§ **Task to carry out**: An identical copy of the records below is the expected result.

§ **Source data**:
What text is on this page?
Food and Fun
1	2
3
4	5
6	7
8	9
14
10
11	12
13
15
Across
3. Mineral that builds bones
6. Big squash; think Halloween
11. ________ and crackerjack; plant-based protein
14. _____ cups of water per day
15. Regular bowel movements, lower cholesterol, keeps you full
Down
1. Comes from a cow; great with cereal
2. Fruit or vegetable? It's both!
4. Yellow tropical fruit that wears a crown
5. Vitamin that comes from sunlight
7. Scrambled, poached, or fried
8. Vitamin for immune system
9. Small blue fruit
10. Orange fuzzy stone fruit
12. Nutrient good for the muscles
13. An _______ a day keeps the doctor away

§ **Answer to this exercise**:
What text is on this page?
Food and Fun
1	2
3
4	5
6	7
8	9
14
10
11	12
13
15
Across
3. Mineral that builds bones
6. Big squash; think Halloween
11. ________ and crackerjack; plant-based protein
14. _____ cups of water per day
15. Regular bowel movements, lower cholesterol, keeps you full
Down
1. Comes from a cow; great with cereal
2. Fruit or vegetable? It's both!
4. Yellow tropical fruit that wears a crown
5. Vitamin that comes from sunlight
7. Scrambled, poached, or fried
8. Vitamin for immune system
9. Small blue fruit
10. Orange fuzzy stone fruit
12. Nutrient good for the muscles
13. An _______ a day keeps the doctor away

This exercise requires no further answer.